Short exercise -
From the listing below, pull each line that includes "สายฝน".

[Data items]
☆ ☆ ☆ ☆

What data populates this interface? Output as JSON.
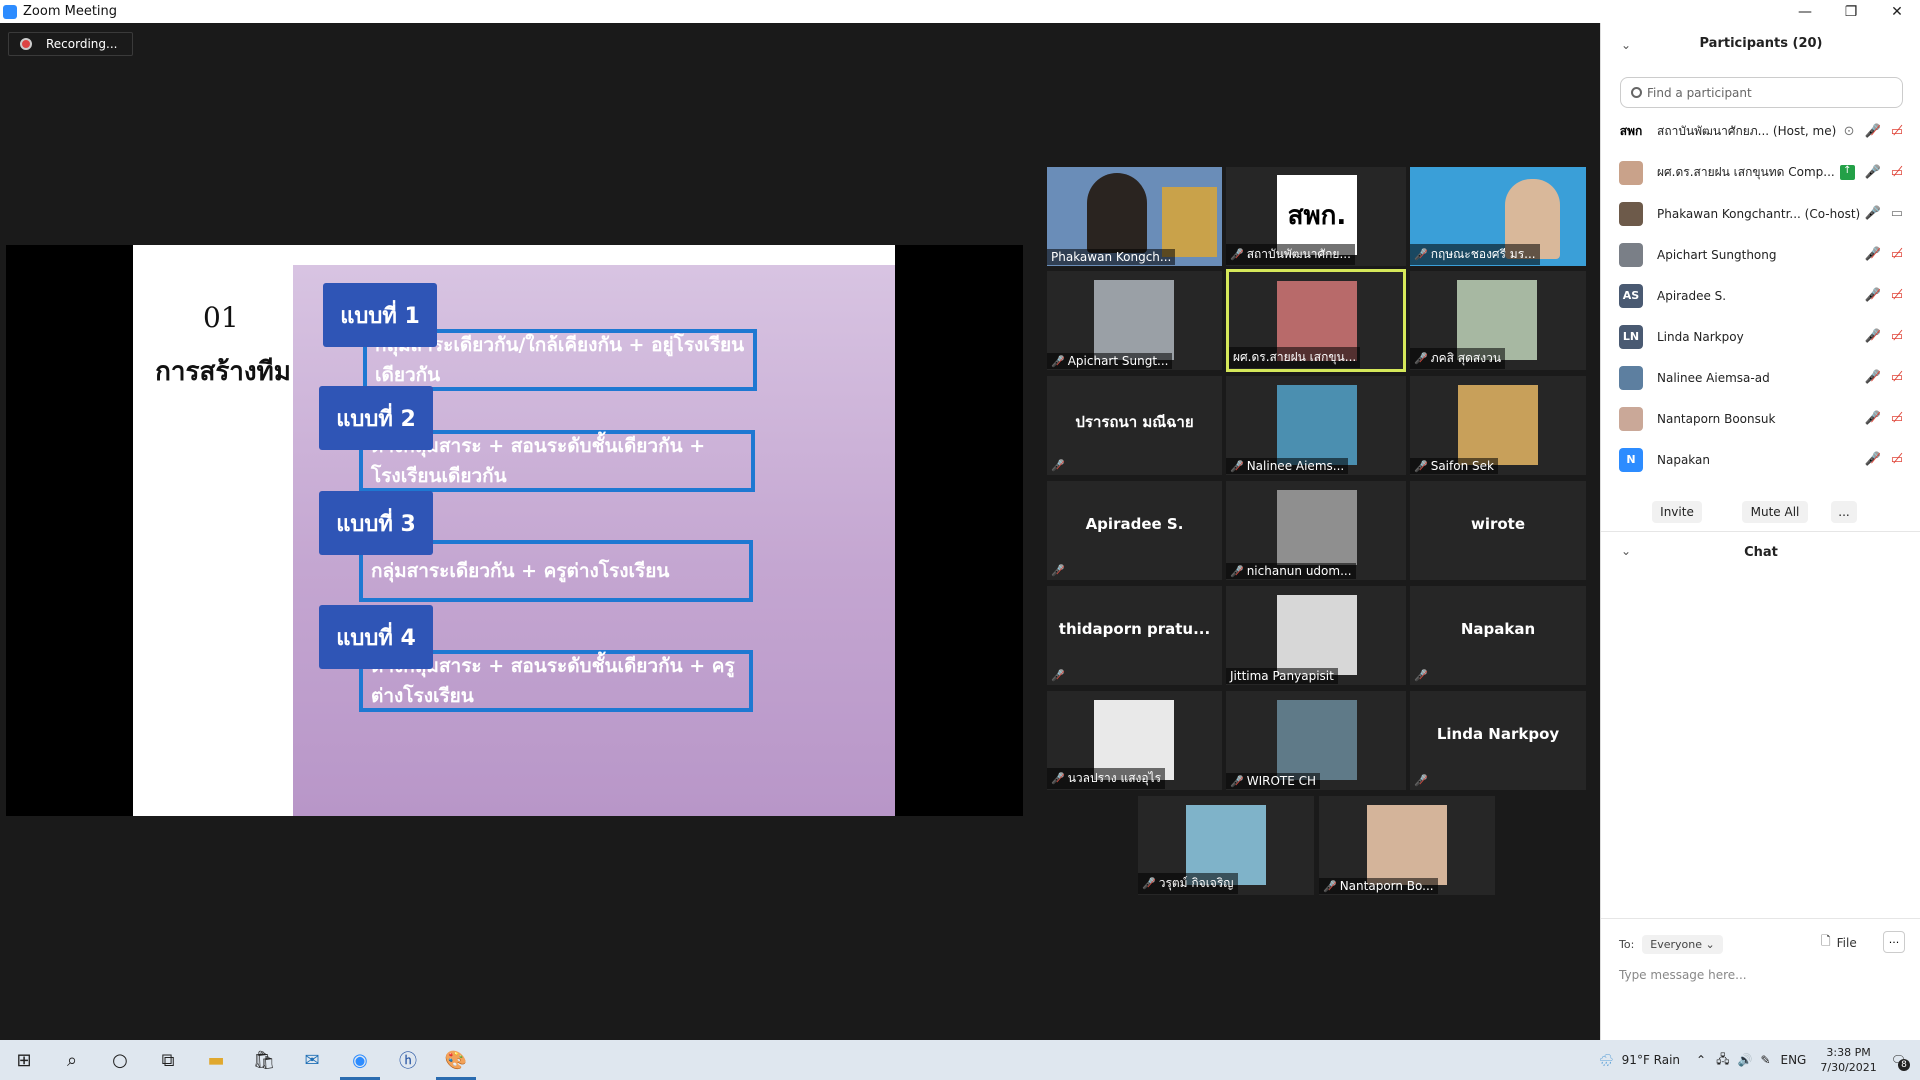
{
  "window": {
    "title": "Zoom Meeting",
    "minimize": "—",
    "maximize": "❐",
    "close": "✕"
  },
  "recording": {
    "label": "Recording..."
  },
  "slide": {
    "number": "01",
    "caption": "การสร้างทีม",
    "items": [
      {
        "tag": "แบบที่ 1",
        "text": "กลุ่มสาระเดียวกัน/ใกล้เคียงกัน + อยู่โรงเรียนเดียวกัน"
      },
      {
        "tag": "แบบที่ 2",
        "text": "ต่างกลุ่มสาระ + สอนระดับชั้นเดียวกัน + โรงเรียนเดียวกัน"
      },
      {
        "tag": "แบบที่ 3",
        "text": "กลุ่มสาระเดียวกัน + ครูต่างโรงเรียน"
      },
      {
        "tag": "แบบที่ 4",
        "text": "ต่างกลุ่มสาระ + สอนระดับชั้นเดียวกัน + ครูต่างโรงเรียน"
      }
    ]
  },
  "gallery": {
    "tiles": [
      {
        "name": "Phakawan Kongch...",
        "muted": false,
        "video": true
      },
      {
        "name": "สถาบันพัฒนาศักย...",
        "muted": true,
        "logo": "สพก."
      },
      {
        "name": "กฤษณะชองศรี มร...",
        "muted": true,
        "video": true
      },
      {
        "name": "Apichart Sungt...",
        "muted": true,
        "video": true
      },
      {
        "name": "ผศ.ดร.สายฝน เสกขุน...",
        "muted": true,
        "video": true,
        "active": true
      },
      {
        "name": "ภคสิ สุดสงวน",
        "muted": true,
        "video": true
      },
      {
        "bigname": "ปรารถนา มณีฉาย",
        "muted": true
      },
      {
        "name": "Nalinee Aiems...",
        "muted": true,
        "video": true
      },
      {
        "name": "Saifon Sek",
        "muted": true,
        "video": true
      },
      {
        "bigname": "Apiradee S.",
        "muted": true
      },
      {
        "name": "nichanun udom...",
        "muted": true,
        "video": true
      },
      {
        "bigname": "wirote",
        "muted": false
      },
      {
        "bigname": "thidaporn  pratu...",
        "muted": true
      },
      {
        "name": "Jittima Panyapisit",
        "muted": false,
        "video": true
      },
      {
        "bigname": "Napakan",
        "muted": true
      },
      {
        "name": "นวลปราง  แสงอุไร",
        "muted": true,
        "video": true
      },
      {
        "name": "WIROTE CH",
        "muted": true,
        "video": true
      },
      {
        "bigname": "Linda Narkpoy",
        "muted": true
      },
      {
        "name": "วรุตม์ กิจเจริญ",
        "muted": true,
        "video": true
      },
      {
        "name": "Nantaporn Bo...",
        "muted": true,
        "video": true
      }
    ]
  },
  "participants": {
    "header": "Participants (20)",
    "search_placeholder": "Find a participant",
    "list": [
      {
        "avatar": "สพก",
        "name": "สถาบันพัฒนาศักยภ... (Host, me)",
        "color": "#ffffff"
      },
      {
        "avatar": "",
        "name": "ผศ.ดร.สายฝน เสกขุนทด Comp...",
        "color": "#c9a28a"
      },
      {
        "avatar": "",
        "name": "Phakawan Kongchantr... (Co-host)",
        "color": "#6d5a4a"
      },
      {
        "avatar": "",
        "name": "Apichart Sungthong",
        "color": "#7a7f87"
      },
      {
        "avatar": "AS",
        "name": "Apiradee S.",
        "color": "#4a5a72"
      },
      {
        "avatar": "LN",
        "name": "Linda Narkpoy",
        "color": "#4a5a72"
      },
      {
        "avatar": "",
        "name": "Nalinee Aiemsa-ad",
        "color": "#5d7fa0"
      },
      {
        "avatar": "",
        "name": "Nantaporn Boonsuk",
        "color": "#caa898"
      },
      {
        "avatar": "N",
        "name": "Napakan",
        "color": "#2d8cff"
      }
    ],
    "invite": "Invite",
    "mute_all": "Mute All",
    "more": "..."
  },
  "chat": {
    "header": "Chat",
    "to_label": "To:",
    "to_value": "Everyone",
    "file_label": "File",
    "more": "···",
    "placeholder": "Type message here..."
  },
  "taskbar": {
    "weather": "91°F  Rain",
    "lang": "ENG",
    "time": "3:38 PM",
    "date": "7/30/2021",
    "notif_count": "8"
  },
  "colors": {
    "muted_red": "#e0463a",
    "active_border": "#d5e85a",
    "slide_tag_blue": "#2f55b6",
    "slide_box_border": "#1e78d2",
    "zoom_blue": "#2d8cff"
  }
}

☆ ☆ ☆ ☆

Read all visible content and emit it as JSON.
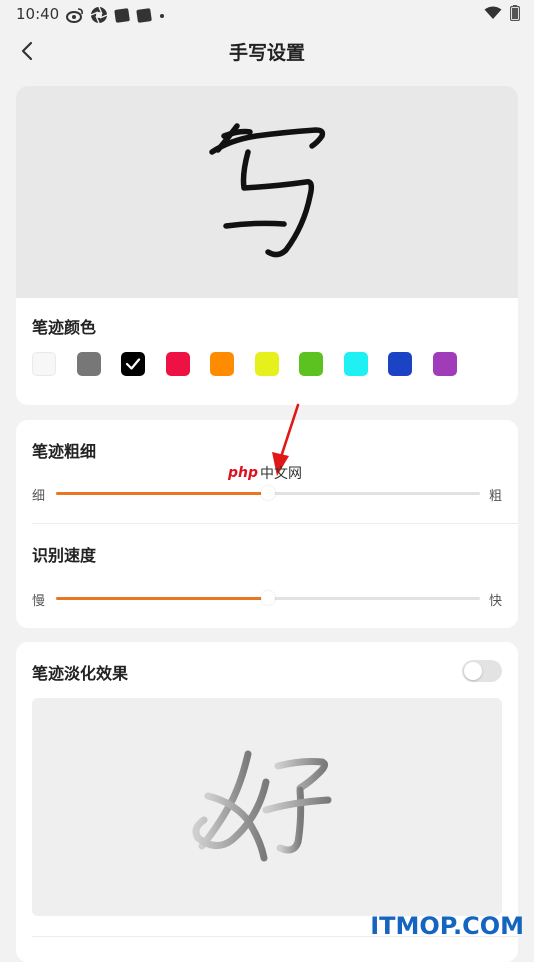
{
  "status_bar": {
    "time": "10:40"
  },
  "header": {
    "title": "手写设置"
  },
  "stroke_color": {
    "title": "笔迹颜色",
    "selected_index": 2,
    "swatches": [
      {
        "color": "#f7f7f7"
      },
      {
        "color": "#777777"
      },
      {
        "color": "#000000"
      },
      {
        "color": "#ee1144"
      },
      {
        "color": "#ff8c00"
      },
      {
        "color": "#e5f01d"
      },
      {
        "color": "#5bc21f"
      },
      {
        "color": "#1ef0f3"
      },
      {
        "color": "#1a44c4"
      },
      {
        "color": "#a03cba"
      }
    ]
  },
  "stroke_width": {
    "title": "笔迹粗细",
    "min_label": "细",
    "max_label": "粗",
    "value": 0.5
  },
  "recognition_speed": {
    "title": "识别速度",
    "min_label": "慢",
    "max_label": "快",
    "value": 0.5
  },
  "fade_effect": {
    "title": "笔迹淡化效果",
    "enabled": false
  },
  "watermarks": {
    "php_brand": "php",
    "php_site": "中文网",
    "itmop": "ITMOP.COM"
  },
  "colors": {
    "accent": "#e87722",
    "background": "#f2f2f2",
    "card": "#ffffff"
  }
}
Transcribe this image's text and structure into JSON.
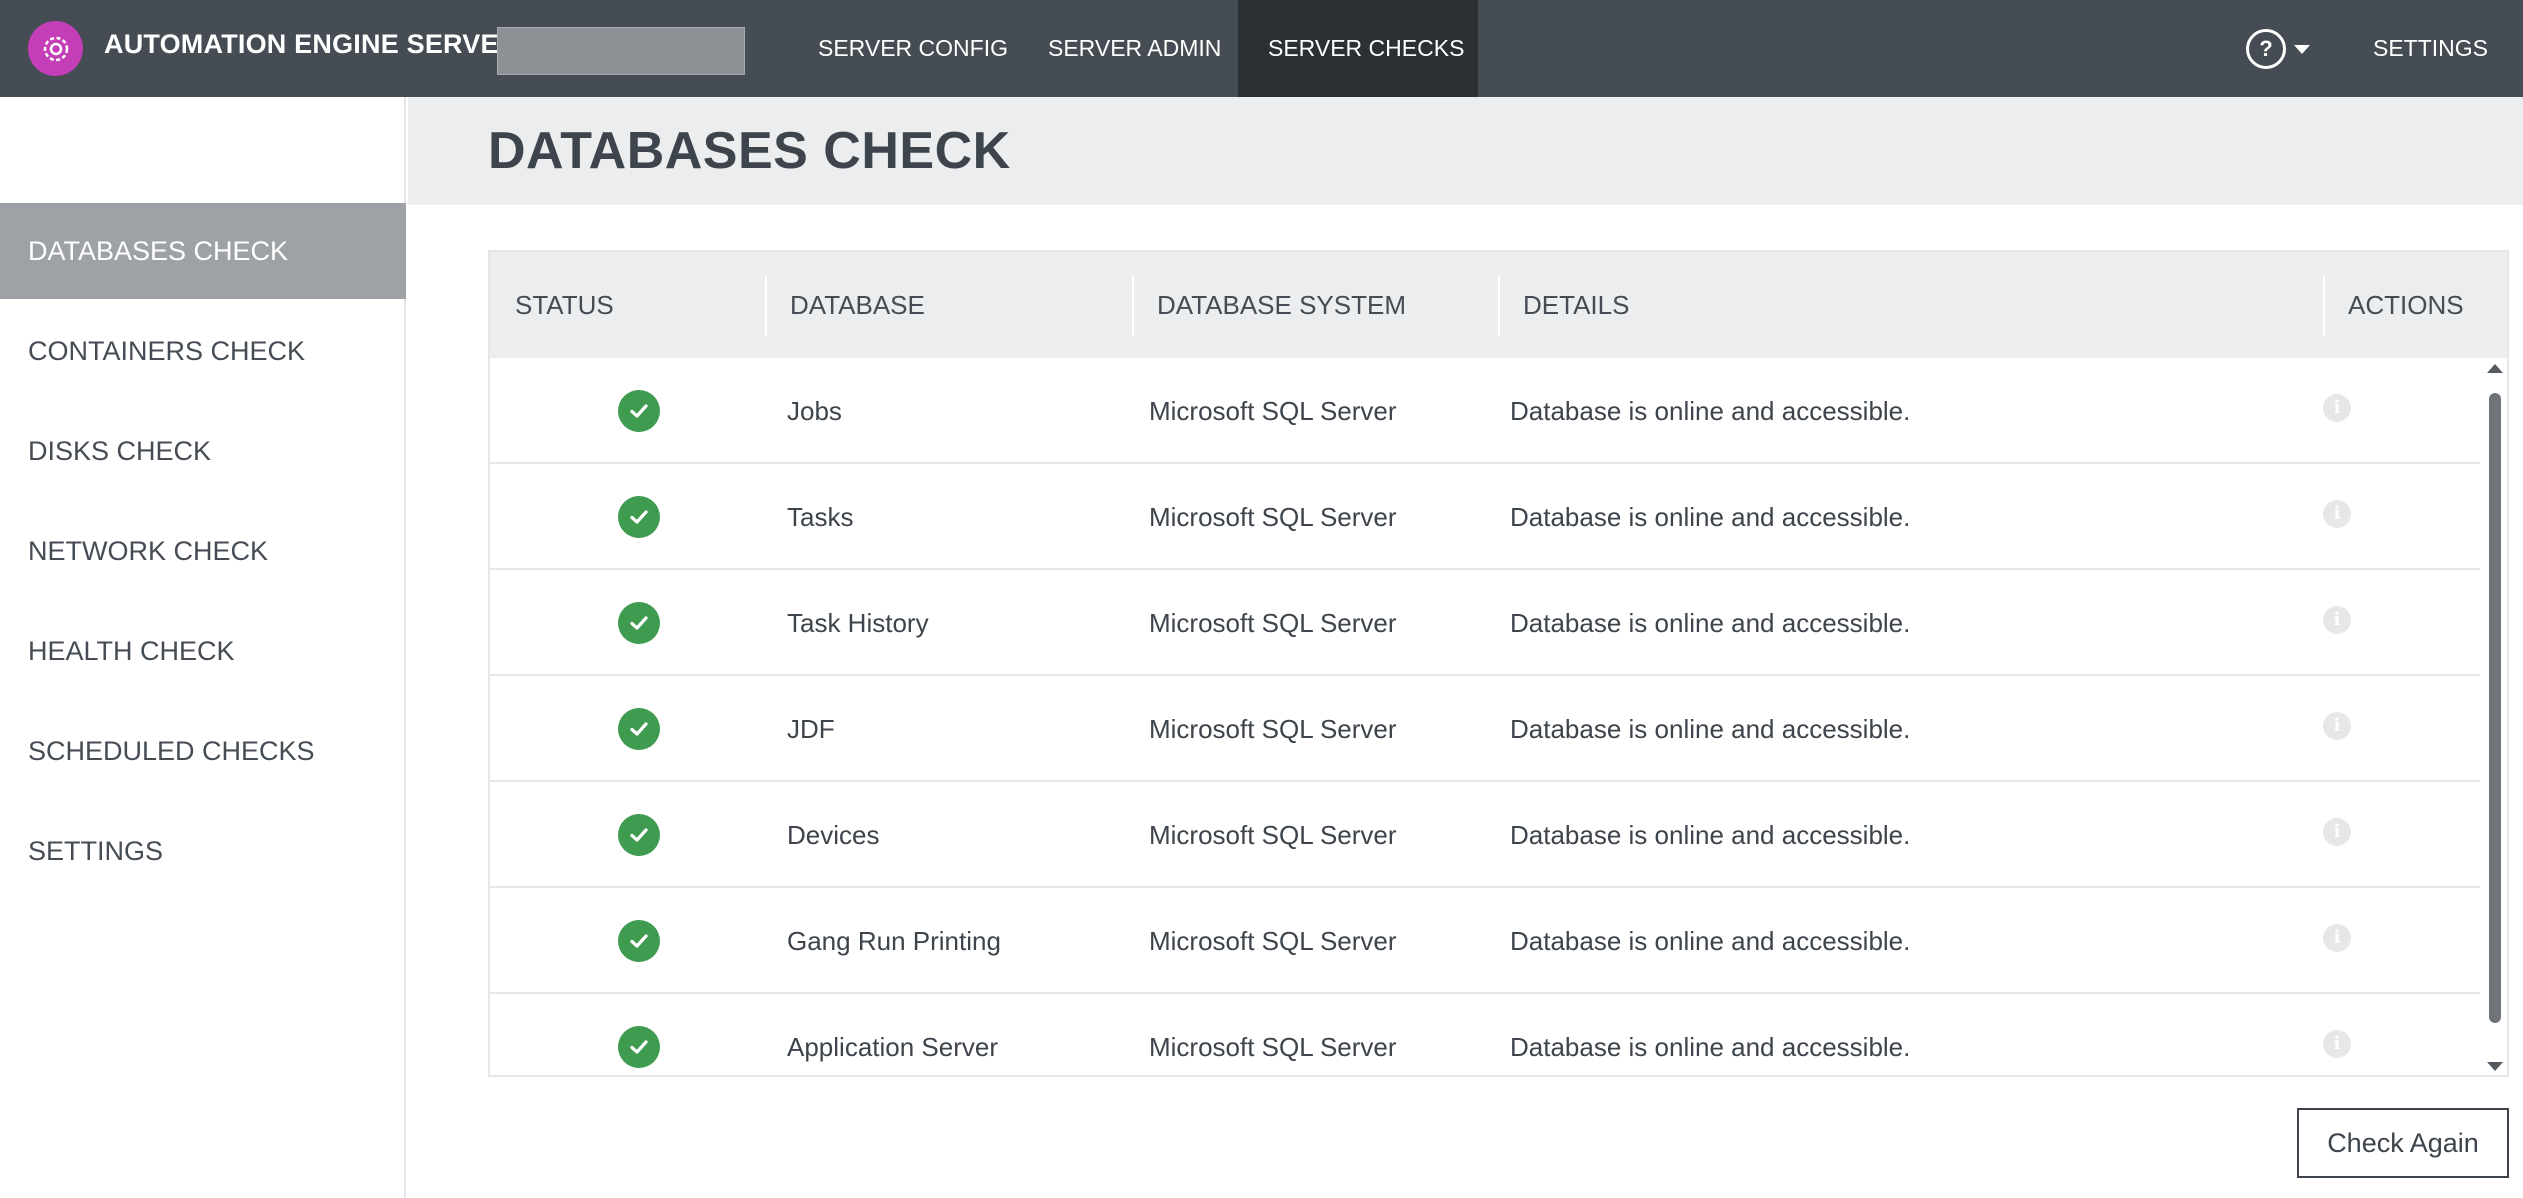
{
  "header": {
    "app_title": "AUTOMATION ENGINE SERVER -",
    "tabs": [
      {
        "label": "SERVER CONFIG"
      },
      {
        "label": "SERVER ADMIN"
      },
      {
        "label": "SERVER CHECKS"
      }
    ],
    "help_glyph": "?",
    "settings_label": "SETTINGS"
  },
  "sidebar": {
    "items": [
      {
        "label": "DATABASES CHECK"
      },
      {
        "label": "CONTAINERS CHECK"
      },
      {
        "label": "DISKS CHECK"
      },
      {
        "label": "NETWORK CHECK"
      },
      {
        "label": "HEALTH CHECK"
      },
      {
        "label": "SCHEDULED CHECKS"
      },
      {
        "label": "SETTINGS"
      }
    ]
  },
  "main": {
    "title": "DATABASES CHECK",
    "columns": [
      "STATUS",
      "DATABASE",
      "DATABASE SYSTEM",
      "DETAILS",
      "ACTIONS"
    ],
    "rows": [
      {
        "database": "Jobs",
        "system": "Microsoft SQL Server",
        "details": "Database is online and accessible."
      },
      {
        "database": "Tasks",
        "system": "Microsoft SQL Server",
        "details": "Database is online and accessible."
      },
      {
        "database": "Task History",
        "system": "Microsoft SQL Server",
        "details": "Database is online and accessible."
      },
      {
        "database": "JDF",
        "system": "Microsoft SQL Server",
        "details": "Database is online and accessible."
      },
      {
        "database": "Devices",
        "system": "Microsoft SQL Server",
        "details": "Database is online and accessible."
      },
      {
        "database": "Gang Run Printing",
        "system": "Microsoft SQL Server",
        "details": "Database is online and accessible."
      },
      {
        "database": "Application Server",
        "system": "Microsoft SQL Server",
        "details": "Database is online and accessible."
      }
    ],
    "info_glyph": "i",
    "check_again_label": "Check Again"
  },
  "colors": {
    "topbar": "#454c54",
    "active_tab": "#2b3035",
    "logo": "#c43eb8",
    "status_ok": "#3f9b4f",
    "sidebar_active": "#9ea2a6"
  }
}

☆ ☆ ☆ ☆

In response -
        "name": "ผศ.ดร.สายฝน เสกขุน...",
        "name": "ผศ.ดร.สายฝน เสกขุนทด Comp...",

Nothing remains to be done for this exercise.